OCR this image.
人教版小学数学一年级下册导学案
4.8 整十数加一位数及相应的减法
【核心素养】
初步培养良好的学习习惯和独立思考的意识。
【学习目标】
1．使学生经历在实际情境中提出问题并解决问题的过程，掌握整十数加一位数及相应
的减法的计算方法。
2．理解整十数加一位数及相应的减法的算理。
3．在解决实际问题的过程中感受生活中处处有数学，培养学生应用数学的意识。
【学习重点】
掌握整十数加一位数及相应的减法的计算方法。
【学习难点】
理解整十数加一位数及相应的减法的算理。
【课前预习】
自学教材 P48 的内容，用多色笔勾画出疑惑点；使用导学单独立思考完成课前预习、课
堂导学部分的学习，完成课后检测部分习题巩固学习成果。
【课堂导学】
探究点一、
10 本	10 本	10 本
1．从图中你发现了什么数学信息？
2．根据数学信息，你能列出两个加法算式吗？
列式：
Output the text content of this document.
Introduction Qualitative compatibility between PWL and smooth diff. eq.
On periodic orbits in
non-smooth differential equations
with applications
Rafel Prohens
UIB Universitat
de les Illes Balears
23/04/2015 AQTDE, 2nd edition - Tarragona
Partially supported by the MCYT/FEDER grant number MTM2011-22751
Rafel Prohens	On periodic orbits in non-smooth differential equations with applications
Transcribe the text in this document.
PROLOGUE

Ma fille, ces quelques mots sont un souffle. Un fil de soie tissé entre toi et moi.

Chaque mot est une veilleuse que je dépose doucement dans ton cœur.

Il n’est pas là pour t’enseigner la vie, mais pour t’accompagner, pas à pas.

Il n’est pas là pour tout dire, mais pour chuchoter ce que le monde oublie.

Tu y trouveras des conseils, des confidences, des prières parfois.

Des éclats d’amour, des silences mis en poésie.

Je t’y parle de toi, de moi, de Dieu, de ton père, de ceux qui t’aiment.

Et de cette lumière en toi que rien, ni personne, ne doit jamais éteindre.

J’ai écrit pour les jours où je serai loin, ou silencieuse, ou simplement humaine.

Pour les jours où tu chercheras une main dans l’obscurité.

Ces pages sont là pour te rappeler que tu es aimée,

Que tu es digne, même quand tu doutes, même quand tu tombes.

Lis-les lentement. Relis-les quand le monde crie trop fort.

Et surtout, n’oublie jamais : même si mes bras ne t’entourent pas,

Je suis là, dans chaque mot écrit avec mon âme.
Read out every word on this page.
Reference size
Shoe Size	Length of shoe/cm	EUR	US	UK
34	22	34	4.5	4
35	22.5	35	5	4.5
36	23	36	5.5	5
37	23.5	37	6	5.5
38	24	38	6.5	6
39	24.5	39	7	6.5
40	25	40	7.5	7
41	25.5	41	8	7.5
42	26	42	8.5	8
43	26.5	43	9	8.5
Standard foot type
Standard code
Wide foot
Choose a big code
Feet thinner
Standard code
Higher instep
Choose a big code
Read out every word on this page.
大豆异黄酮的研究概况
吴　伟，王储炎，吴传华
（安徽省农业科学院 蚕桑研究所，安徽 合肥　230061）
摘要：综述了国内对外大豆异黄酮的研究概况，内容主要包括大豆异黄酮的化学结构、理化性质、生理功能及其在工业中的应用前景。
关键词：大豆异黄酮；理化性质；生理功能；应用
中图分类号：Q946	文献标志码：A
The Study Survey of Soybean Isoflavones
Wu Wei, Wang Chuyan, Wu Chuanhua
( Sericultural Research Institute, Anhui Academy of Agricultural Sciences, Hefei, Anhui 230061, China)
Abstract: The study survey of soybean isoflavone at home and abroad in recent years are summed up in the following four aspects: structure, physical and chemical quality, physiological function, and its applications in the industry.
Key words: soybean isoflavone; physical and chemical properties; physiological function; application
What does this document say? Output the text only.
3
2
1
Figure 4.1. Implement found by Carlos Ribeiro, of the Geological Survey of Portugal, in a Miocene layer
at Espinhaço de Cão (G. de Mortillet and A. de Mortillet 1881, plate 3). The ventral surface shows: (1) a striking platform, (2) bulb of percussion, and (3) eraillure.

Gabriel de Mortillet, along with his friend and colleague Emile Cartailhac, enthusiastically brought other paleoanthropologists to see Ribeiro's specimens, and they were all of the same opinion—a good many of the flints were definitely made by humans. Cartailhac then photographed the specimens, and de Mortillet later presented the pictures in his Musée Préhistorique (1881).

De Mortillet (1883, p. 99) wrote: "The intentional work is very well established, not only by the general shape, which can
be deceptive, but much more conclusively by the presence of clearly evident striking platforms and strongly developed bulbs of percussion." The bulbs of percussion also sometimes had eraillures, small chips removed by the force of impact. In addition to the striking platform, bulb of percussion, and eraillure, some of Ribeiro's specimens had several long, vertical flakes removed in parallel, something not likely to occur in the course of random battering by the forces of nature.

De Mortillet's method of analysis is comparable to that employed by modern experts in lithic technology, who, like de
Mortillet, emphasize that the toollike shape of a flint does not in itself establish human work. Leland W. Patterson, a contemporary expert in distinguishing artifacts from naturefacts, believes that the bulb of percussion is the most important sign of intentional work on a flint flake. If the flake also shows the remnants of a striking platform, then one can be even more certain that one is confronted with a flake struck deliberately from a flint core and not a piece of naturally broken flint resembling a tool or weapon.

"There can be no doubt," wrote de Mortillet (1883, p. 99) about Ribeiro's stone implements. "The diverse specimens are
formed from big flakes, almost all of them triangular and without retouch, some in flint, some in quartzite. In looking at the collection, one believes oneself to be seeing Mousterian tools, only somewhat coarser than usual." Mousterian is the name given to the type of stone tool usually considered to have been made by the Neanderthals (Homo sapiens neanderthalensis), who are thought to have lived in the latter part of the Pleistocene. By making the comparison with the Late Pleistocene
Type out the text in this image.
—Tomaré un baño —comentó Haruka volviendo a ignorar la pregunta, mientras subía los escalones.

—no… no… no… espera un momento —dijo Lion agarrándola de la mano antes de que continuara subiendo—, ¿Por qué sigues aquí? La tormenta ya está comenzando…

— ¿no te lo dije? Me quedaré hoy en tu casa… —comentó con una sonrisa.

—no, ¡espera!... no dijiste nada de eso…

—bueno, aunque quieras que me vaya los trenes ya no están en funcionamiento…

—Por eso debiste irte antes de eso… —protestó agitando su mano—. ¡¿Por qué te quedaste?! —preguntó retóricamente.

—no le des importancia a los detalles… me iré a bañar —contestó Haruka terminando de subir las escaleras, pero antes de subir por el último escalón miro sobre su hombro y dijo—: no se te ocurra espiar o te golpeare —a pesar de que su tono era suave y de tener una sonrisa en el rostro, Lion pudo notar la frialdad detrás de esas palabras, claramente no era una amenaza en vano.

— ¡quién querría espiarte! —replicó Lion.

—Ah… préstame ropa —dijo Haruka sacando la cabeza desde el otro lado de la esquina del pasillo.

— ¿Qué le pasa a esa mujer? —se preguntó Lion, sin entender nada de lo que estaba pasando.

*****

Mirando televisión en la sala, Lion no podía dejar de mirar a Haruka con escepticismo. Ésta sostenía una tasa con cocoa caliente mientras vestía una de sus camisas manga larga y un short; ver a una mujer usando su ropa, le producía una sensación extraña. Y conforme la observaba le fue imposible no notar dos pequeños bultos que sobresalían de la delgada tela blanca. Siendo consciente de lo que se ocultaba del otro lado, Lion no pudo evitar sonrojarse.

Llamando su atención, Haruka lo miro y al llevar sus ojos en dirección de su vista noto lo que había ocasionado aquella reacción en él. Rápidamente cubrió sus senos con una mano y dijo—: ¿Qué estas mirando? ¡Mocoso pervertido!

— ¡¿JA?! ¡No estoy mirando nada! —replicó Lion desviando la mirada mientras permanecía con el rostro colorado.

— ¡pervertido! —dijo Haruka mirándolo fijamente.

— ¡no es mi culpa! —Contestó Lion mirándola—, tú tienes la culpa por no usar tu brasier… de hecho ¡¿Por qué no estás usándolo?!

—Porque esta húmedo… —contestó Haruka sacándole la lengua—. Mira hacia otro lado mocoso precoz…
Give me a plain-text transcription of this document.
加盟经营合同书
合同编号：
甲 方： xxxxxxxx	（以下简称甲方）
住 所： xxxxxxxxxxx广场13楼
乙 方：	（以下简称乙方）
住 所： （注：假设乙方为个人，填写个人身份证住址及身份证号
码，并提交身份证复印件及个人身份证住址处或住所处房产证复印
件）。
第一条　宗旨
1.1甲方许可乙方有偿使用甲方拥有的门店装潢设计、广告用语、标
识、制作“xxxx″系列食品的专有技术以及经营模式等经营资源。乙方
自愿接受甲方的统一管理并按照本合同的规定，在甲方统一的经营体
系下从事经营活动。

▶ Aim of the task:
From the listing above, copy out each line where the word "pudo" appears.

▶ Correct output:
—no le des importancia a los detalles… me iré a bañar —contestó Haruka terminando de subir las escaleras, pero antes de subir por el último escalón miro sobre su hombro y dijo—: no se te ocurra espiar o te golpeare —a pesar de que su tono era suave y de tener una sonrisa en el rostro, Lion pudo notar la frialdad detrás de esas palabras, claramente no era una amenaza en vano.
Mirando televisión en la sala, Lion no podía dejar de mirar a Haruka con escepticismo. Ésta sostenía una tasa con cocoa caliente mientras vestía una de sus camisas manga larga y un short; ver a una mujer usando su ropa, le producía una sensación extraña. Y conforme la observaba le fue imposible no notar dos pequeños bultos que sobresalían de la delgada tela blanca. Siendo consciente de lo que se ocultaba del otro lado, Lion no pudo evitar sonrojarse.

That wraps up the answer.